Exercise materials:
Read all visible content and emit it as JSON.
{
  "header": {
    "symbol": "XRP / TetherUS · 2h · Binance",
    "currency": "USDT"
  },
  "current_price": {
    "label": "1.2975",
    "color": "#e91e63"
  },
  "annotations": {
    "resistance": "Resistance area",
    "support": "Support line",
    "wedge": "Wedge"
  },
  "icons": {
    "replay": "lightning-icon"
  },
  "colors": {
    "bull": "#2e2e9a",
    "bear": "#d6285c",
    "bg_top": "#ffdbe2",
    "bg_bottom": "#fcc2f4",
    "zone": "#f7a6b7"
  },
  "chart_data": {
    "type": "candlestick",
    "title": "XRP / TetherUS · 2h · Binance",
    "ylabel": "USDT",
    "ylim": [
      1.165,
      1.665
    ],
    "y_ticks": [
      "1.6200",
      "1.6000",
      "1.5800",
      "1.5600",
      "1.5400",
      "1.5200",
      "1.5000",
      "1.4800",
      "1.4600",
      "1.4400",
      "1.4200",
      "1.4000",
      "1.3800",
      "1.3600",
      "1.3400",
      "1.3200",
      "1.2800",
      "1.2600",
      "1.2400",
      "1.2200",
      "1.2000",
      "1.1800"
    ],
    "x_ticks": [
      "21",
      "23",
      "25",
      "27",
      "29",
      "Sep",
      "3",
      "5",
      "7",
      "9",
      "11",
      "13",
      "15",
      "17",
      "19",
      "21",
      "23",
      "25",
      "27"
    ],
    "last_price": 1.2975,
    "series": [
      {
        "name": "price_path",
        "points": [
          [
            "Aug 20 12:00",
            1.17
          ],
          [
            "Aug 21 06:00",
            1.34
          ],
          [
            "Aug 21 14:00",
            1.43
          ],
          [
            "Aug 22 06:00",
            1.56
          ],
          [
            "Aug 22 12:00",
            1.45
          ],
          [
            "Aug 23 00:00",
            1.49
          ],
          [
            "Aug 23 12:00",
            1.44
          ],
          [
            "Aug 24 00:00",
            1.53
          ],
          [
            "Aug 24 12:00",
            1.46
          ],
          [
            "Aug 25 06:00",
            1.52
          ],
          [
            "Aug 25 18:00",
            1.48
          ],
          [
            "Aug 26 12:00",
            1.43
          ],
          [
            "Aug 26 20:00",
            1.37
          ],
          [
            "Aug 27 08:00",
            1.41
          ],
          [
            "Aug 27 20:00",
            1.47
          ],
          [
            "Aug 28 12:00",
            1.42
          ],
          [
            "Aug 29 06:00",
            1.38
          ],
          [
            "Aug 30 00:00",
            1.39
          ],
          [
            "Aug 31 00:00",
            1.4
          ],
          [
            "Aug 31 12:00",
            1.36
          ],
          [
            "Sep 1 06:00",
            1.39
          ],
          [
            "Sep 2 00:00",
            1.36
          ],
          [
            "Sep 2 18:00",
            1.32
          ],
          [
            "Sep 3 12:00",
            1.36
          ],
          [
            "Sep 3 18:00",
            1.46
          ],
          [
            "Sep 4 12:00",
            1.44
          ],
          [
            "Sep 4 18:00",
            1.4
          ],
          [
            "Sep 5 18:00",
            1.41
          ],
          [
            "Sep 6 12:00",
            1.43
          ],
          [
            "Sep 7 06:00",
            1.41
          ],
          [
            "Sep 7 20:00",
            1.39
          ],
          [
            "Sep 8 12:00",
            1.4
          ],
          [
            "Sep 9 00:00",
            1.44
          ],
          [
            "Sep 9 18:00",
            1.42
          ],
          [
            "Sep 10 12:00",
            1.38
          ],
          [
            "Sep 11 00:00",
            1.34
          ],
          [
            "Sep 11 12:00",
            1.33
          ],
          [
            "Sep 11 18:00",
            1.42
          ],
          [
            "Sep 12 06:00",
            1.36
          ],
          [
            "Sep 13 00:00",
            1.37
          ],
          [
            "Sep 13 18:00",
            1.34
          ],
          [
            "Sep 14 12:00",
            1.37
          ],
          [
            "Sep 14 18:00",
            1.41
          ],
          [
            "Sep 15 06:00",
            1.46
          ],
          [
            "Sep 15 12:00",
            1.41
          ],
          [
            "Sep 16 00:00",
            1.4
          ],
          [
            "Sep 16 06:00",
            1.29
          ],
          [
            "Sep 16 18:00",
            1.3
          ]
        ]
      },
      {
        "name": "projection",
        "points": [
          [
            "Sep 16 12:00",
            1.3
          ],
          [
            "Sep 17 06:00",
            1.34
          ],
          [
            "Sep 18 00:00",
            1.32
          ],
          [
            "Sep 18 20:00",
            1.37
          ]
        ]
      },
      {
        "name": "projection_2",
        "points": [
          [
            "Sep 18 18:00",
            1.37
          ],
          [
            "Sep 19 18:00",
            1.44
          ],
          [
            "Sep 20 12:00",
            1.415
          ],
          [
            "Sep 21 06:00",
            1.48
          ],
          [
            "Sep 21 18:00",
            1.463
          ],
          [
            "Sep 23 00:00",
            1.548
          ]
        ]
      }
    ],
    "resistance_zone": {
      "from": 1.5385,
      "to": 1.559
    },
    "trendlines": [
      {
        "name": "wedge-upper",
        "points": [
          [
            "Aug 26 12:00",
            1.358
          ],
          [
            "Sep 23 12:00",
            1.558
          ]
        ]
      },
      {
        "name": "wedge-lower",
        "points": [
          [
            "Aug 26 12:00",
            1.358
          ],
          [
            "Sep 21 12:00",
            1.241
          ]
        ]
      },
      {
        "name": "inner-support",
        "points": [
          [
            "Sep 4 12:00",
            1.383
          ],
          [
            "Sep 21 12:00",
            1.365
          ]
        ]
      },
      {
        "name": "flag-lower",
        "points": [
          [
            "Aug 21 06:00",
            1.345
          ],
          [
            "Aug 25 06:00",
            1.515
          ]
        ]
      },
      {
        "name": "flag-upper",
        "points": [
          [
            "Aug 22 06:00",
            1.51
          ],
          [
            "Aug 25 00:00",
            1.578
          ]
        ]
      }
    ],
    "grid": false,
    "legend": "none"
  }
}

Goal: Reproduce the full set of records precisely.

Solution below:
Read all visible content and emit it as JSON.
{
  "header": {
    "symbol": "XRP / TetherUS · 2h · Binance",
    "currency": "USDT"
  },
  "current_price": {
    "label": "1.2975",
    "color": "#e91e63"
  },
  "annotations": {
    "resistance": "Resistance area",
    "support": "Support line",
    "wedge": "Wedge"
  },
  "icons": {
    "replay": "lightning-icon"
  },
  "colors": {
    "bull": "#2e2e9a",
    "bear": "#d6285c",
    "bg_top": "#ffdbe2",
    "bg_bottom": "#fcc2f4",
    "zone": "#f7a6b7"
  },
  "chart_data": {
    "type": "candlestick",
    "title": "XRP / TetherUS · 2h · Binance",
    "ylabel": "USDT",
    "ylim": [
      1.165,
      1.665
    ],
    "y_ticks": [
      "1.6200",
      "1.6000",
      "1.5800",
      "1.5600",
      "1.5400",
      "1.5200",
      "1.5000",
      "1.4800",
      "1.4600",
      "1.4400",
      "1.4200",
      "1.4000",
      "1.3800",
      "1.3600",
      "1.3400",
      "1.3200",
      "1.2800",
      "1.2600",
      "1.2400",
      "1.2200",
      "1.2000",
      "1.1800"
    ],
    "x_ticks": [
      "21",
      "23",
      "25",
      "27",
      "29",
      "Sep",
      "3",
      "5",
      "7",
      "9",
      "11",
      "13",
      "15",
      "17",
      "19",
      "21",
      "23",
      "25",
      "27"
    ],
    "last_price": 1.2975,
    "series": [
      {
        "name": "price_path",
        "points": [
          [
            "Aug 20 12:00",
            1.17
          ],
          [
            "Aug 21 06:00",
            1.34
          ],
          [
            "Aug 21 14:00",
            1.43
          ],
          [
            "Aug 22 06:00",
            1.56
          ],
          [
            "Aug 22 12:00",
            1.45
          ],
          [
            "Aug 23 00:00",
            1.49
          ],
          [
            "Aug 23 12:00",
            1.44
          ],
          [
            "Aug 24 00:00",
            1.53
          ],
          [
            "Aug 24 12:00",
            1.46
          ],
          [
            "Aug 25 06:00",
            1.52
          ],
          [
            "Aug 25 18:00",
            1.48
          ],
          [
            "Aug 26 12:00",
            1.43
          ],
          [
            "Aug 26 20:00",
            1.37
          ],
          [
            "Aug 27 08:00",
            1.41
          ],
          [
            "Aug 27 20:00",
            1.47
          ],
          [
            "Aug 28 12:00",
            1.42
          ],
          [
            "Aug 29 06:00",
            1.38
          ],
          [
            "Aug 30 00:00",
            1.39
          ],
          [
            "Aug 31 00:00",
            1.4
          ],
          [
            "Aug 31 12:00",
            1.36
          ],
          [
            "Sep 1 06:00",
            1.39
          ],
          [
            "Sep 2 00:00",
            1.36
          ],
          [
            "Sep 2 18:00",
            1.32
          ],
          [
            "Sep 3 12:00",
            1.36
          ],
          [
            "Sep 3 18:00",
            1.46
          ],
          [
            "Sep 4 12:00",
            1.44
          ],
          [
            "Sep 4 18:00",
            1.4
          ],
          [
            "Sep 5 18:00",
            1.41
          ],
          [
            "Sep 6 12:00",
            1.43
          ],
          [
            "Sep 7 06:00",
            1.41
          ],
          [
            "Sep 7 20:00",
            1.39
          ],
          [
            "Sep 8 12:00",
            1.4
          ],
          [
            "Sep 9 00:00",
            1.44
          ],
          [
            "Sep 9 18:00",
            1.42
          ],
          [
            "Sep 10 12:00",
            1.38
          ],
          [
            "Sep 11 00:00",
            1.34
          ],
          [
            "Sep 11 12:00",
            1.33
          ],
          [
            "Sep 11 18:00",
            1.42
          ],
          [
            "Sep 12 06:00",
            1.36
          ],
          [
            "Sep 13 00:00",
            1.37
          ],
          [
            "Sep 13 18:00",
            1.34
          ],
          [
            "Sep 14 12:00",
            1.37
          ],
          [
            "Sep 14 18:00",
            1.41
          ],
          [
            "Sep 15 06:00",
            1.46
          ],
          [
            "Sep 15 12:00",
            1.41
          ],
          [
            "Sep 16 00:00",
            1.4
          ],
          [
            "Sep 16 06:00",
            1.29
          ],
          [
            "Sep 16 18:00",
            1.3
          ]
        ]
      },
      {
        "name": "projection",
        "points": [
          [
            "Sep 16 12:00",
            1.3
          ],
          [
            "Sep 17 06:00",
            1.34
          ],
          [
            "Sep 18 00:00",
            1.32
          ],
          [
            "Sep 18 20:00",
            1.37
          ]
        ]
      },
      {
        "name": "projection_2",
        "points": [
          [
            "Sep 18 18:00",
            1.37
          ],
          [
            "Sep 19 18:00",
            1.44
          ],
          [
            "Sep 20 12:00",
            1.415
          ],
          [
            "Sep 21 06:00",
            1.48
          ],
          [
            "Sep 21 18:00",
            1.463
          ],
          [
            "Sep 23 00:00",
            1.548
          ]
        ]
      }
    ],
    "resistance_zone": {
      "from": 1.5385,
      "to": 1.559
    },
    "trendlines": [
      {
        "name": "wedge-upper",
        "points": [
          [
            "Aug 26 12:00",
            1.358
          ],
          [
            "Sep 23 12:00",
            1.558
          ]
        ]
      },
      {
        "name": "wedge-lower",
        "points": [
          [
            "Aug 26 12:00",
            1.358
          ],
          [
            "Sep 21 12:00",
            1.241
          ]
        ]
      },
      {
        "name": "inner-support",
        "points": [
          [
            "Sep 4 12:00",
            1.383
          ],
          [
            "Sep 21 12:00",
            1.365
          ]
        ]
      },
      {
        "name": "flag-lower",
        "points": [
          [
            "Aug 21 06:00",
            1.345
          ],
          [
            "Aug 25 06:00",
            1.515
          ]
        ]
      },
      {
        "name": "flag-upper",
        "points": [
          [
            "Aug 22 06:00",
            1.51
          ],
          [
            "Aug 25 00:00",
            1.578
          ]
        ]
      }
    ],
    "grid": false,
    "legend": "none"
  }
}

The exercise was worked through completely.